> _What to work on_
Lines containing the string "Spring" are to be collected in full.

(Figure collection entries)
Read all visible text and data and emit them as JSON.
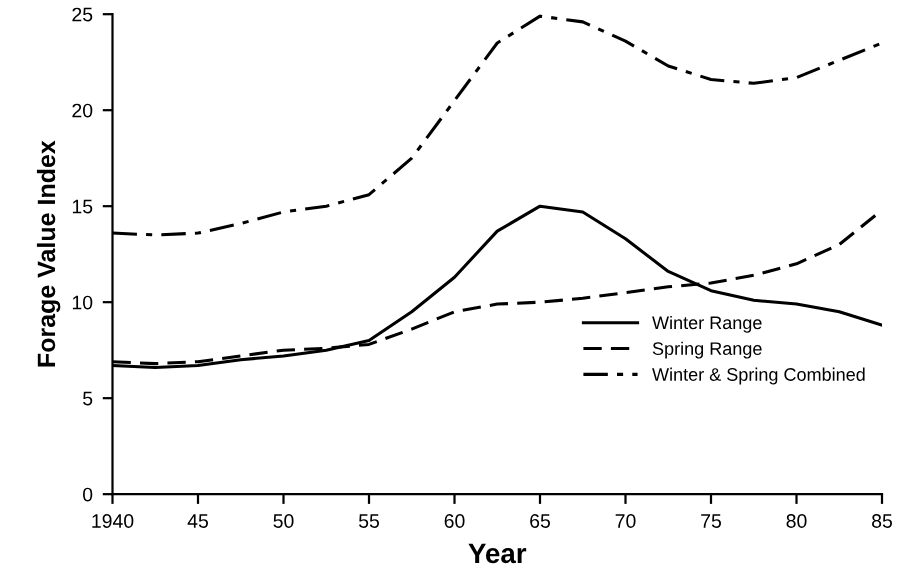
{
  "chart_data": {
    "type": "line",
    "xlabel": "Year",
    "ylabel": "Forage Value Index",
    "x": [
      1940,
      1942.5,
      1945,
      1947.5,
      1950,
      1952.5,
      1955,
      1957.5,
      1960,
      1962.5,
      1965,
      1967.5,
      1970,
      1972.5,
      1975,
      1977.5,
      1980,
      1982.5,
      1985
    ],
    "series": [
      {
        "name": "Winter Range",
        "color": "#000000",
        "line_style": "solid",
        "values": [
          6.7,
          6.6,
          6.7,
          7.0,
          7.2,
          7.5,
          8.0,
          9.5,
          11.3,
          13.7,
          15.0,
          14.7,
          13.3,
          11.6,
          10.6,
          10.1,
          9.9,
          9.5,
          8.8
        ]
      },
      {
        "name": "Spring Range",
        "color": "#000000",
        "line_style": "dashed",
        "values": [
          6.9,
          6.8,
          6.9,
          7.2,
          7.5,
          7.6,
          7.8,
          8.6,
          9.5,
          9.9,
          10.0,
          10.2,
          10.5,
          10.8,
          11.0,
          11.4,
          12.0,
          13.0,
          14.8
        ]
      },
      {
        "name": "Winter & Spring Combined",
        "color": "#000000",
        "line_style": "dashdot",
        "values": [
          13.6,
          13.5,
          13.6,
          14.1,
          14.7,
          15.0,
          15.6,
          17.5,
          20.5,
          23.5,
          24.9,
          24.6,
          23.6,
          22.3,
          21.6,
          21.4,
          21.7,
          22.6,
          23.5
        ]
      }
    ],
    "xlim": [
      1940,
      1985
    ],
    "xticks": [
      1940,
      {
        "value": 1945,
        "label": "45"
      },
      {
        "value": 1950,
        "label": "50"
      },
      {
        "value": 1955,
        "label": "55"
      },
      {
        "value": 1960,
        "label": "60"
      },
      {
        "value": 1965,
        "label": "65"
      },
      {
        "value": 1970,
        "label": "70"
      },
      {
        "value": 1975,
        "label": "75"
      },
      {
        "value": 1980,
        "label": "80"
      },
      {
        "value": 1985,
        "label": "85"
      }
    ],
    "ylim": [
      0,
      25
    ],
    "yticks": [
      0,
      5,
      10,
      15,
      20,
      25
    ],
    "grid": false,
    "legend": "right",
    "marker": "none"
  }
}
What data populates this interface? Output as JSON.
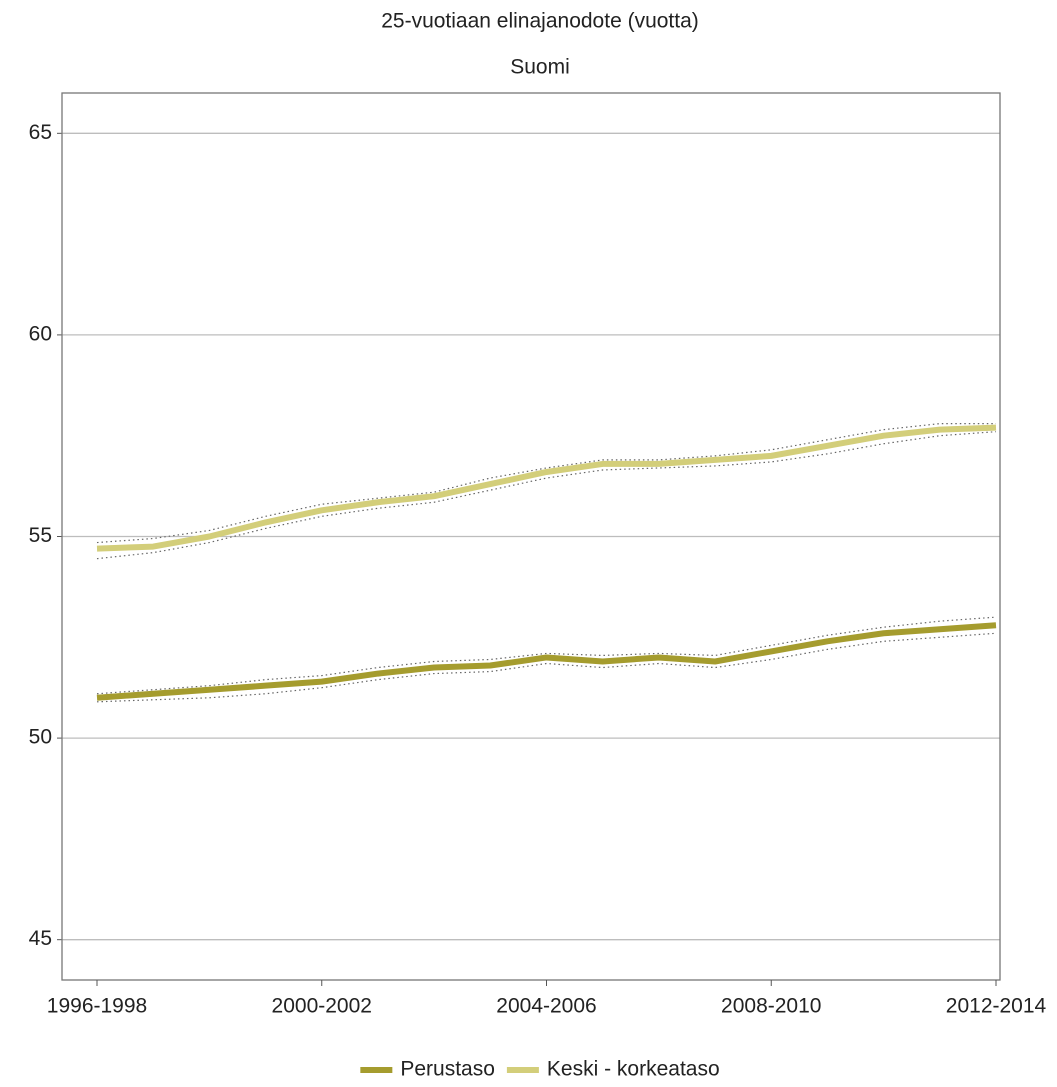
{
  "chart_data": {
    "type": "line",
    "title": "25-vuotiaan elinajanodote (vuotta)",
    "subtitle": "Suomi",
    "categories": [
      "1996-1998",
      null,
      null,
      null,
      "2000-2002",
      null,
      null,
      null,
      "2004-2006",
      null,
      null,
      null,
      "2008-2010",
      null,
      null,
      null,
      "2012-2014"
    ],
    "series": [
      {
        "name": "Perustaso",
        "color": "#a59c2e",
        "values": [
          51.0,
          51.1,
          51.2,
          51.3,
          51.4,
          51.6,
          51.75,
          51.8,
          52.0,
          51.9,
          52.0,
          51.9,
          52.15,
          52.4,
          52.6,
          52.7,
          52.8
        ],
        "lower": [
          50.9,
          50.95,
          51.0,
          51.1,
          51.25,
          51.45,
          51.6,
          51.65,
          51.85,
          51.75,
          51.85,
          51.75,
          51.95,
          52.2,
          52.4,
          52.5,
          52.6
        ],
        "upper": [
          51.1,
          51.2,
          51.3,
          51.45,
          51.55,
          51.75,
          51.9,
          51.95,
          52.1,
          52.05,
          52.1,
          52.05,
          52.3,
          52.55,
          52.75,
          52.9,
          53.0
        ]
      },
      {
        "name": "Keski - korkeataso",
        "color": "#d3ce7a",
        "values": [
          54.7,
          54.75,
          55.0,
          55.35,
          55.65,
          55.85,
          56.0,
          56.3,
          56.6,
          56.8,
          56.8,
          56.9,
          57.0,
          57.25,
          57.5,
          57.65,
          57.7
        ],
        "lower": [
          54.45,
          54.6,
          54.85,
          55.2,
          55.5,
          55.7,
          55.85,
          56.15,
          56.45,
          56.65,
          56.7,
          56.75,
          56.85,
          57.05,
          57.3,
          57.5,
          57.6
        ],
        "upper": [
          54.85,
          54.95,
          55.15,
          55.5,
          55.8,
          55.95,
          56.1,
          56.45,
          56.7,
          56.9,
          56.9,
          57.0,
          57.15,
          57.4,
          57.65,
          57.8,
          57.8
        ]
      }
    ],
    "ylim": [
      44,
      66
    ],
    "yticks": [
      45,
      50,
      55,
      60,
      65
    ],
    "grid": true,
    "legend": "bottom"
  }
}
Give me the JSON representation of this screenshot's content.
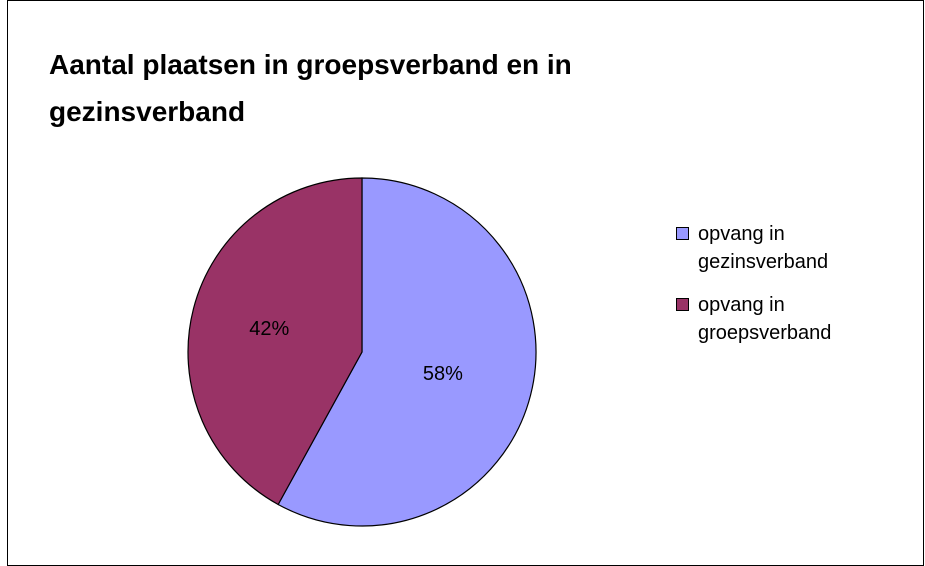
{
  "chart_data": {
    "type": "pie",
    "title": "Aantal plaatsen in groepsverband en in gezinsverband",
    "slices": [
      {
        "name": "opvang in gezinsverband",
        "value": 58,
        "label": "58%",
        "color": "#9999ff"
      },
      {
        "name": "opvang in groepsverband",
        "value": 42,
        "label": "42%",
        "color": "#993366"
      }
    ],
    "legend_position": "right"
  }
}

--

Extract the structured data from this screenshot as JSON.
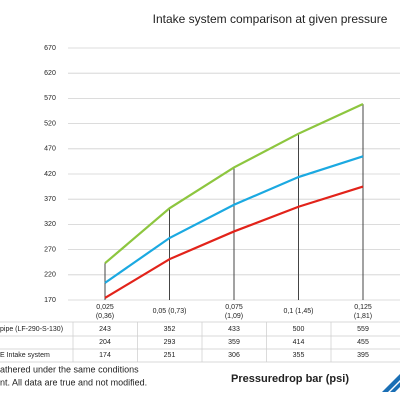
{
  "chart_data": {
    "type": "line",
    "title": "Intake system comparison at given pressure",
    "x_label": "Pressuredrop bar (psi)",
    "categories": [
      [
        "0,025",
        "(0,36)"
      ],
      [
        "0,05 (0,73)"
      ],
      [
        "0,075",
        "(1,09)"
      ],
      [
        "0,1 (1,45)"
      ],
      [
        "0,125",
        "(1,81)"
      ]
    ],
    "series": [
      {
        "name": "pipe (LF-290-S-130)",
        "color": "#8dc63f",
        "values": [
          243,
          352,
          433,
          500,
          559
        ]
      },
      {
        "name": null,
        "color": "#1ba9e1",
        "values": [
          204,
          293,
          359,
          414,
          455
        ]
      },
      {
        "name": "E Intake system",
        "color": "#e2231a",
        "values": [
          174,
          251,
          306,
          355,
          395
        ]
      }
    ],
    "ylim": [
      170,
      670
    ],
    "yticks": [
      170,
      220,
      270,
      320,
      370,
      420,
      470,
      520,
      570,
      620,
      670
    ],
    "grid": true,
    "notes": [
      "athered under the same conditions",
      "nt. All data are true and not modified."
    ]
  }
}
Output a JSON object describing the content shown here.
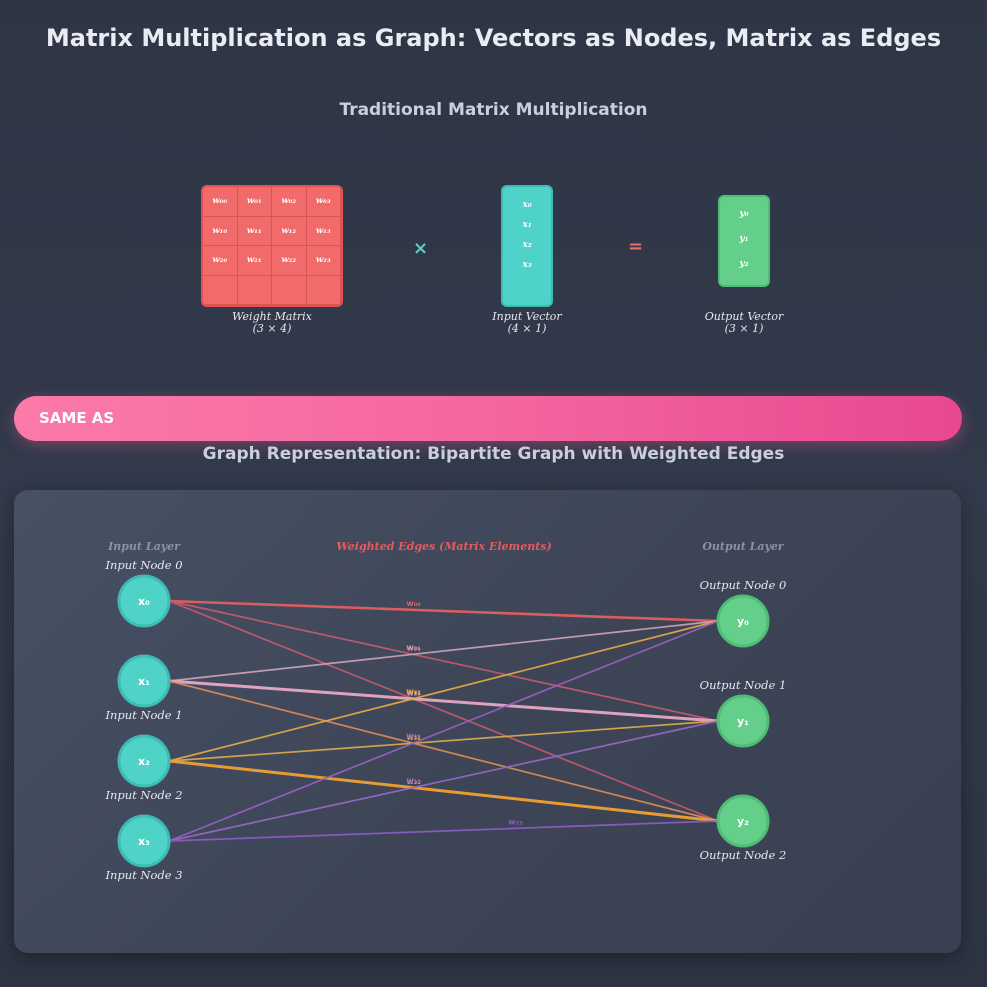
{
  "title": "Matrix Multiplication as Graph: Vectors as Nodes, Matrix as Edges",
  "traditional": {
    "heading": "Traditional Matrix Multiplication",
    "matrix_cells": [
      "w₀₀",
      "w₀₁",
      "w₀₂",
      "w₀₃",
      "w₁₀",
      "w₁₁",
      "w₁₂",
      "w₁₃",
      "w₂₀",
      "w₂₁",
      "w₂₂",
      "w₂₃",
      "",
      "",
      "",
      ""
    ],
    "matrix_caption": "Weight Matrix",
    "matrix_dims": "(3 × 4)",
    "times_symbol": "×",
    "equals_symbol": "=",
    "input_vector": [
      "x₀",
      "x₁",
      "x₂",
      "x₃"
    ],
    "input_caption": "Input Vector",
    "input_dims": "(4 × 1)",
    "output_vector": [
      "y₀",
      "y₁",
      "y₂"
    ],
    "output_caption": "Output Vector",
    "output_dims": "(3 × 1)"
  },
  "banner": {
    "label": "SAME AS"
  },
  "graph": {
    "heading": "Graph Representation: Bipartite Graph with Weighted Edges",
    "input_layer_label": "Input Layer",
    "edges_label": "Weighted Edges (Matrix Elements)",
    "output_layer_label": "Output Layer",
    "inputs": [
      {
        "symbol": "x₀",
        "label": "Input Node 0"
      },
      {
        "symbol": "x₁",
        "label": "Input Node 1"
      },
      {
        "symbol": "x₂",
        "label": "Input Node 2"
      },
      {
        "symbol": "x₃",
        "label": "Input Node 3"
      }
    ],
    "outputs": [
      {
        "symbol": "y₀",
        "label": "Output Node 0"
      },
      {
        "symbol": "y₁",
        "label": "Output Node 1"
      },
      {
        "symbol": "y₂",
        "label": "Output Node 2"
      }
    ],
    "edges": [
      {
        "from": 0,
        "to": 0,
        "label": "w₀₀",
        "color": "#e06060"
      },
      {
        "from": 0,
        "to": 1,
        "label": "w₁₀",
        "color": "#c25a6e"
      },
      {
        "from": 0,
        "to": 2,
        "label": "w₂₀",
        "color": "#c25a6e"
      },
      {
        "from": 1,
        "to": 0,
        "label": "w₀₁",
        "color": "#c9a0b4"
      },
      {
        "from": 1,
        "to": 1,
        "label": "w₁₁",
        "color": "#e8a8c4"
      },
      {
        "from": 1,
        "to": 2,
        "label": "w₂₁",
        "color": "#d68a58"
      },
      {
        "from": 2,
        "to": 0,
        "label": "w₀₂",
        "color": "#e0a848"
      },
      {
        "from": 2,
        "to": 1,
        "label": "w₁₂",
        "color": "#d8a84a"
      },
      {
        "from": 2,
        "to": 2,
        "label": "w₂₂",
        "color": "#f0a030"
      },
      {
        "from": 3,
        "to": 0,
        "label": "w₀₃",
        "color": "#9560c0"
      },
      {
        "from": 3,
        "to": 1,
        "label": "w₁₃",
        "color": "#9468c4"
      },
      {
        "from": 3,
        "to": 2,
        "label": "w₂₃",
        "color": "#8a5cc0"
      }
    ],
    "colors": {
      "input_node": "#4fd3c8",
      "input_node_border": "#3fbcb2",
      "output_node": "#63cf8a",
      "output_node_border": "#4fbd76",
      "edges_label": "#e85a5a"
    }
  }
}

> _Solution for this task_
        "name": "Spring Range",
        "name": "Winter & Spring Combined",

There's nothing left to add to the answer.